Provided records START

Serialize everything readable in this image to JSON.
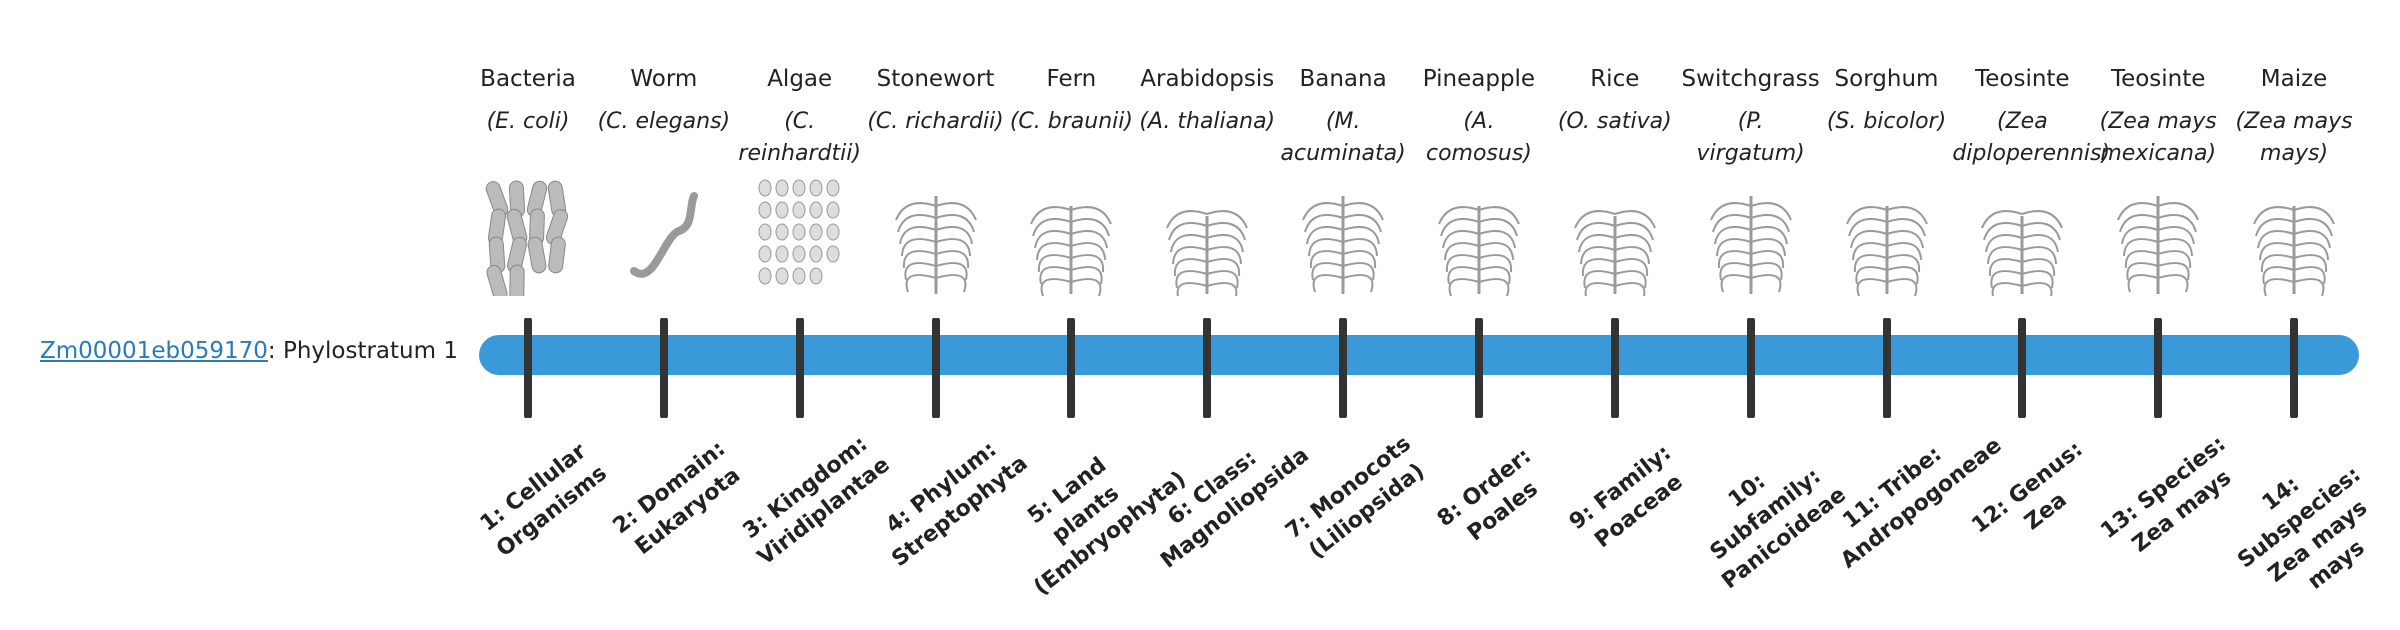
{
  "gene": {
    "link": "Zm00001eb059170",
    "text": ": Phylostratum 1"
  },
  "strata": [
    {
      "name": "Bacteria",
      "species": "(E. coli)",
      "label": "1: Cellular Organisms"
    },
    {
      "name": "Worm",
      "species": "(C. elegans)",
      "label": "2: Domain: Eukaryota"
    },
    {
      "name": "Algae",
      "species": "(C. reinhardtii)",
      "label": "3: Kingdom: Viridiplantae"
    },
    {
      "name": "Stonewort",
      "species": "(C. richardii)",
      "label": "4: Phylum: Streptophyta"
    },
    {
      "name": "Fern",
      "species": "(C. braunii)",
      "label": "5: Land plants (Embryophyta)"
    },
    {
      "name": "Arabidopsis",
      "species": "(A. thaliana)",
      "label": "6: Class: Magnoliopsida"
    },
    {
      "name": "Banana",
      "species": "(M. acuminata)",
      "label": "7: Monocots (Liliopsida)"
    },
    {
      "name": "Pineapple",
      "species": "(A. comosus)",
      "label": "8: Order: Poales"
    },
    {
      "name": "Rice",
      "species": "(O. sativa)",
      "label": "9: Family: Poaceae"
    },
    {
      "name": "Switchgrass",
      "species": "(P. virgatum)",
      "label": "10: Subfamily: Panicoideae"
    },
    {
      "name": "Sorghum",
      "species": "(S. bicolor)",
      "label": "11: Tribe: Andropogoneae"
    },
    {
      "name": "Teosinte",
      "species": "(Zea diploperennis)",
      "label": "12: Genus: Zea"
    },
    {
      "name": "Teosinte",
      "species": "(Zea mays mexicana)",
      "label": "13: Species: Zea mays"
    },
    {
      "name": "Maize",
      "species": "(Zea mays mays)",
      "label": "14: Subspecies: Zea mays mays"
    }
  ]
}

Provided records END
Provided records START

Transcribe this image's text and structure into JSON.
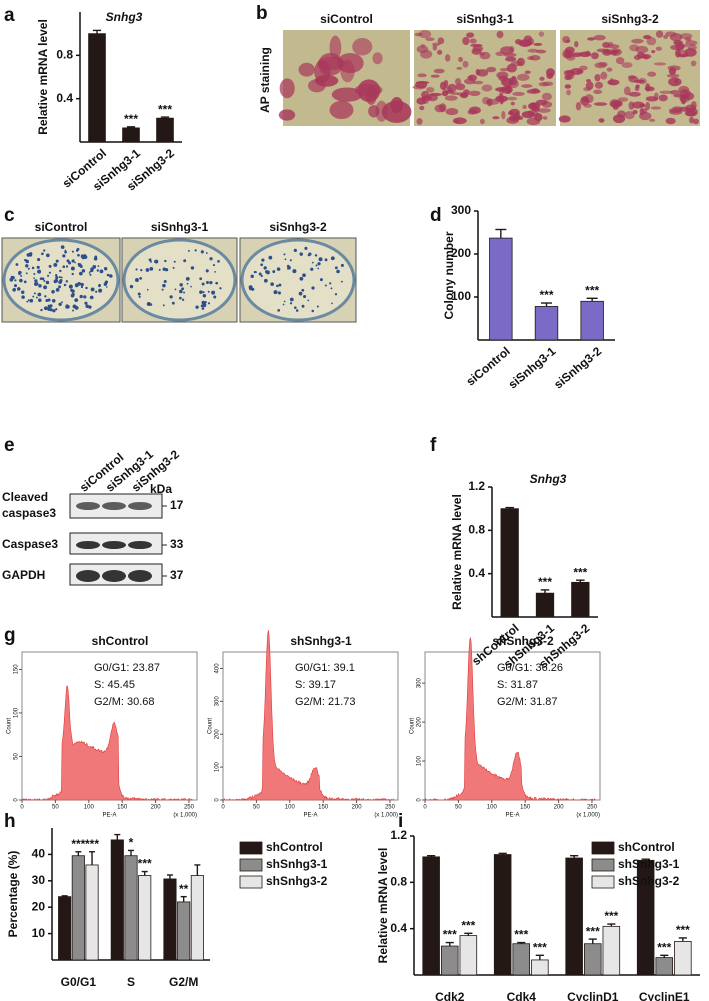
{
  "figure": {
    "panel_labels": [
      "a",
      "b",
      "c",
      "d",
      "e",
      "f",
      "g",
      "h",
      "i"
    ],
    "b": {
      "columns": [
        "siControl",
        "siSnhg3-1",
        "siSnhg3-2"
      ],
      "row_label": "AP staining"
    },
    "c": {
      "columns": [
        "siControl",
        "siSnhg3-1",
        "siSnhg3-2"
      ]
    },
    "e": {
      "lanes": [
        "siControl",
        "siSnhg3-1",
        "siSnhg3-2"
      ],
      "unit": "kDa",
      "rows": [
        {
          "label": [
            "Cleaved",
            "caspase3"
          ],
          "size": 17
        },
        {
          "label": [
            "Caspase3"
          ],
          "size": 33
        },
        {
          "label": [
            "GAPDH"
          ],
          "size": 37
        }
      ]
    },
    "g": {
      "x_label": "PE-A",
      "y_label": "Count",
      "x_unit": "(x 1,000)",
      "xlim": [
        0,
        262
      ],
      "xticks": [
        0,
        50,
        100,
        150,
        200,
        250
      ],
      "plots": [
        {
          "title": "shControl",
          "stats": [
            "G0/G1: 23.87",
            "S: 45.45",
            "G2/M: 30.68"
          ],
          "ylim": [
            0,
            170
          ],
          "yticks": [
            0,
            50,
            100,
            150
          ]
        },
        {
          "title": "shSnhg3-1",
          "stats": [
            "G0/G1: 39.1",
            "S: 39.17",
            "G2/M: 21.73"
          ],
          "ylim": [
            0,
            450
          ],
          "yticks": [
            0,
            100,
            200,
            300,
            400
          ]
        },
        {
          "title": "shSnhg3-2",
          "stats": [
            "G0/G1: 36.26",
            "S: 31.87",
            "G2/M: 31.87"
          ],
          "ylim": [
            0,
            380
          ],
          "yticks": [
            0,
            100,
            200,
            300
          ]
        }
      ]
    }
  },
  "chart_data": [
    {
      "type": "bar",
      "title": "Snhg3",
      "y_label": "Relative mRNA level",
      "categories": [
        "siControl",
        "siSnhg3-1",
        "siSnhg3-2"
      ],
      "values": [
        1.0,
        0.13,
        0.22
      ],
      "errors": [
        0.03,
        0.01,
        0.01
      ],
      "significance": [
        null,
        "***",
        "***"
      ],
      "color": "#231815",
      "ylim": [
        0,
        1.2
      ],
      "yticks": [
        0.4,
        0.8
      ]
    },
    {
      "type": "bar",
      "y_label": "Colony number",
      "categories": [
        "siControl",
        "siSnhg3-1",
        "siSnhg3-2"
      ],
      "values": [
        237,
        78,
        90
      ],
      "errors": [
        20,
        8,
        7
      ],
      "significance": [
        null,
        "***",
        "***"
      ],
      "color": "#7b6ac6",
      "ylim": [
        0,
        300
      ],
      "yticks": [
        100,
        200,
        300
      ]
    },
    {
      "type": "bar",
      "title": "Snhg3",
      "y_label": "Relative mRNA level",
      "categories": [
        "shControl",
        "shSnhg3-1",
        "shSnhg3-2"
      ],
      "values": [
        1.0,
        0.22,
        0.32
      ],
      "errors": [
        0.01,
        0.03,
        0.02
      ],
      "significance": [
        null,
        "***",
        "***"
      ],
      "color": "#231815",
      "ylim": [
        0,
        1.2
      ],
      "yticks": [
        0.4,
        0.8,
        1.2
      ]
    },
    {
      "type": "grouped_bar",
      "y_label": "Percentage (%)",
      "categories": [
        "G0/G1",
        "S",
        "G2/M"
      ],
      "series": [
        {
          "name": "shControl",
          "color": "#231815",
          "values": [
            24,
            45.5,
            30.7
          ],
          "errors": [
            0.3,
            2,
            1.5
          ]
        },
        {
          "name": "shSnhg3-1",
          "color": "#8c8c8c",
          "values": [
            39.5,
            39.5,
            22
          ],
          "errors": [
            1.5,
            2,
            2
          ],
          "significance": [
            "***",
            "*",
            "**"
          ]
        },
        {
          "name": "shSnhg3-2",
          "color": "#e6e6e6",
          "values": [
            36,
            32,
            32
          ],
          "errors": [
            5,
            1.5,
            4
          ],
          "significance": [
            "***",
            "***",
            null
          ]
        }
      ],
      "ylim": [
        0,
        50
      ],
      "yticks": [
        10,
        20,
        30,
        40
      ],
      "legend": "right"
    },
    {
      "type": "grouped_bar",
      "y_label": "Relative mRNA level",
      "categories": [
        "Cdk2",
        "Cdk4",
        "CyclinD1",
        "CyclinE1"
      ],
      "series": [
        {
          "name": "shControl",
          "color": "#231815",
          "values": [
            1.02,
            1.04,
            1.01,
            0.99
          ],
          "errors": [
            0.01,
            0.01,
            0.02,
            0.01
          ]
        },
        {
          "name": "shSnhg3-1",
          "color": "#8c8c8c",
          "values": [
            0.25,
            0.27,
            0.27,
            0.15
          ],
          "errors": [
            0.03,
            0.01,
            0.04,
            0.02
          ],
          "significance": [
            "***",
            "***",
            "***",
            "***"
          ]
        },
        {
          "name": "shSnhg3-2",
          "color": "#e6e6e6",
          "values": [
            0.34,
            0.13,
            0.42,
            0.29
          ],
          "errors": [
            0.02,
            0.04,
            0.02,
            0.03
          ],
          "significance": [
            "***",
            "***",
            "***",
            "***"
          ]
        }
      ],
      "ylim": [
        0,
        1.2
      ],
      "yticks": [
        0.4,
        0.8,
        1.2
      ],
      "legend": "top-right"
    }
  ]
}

Provided records END

__Task brief__. What lines in the data above carry "image"? Return them all.

__Result__.
Serialize everything readable in this image to JSON.
Transcribe this image's text and structure into JSON.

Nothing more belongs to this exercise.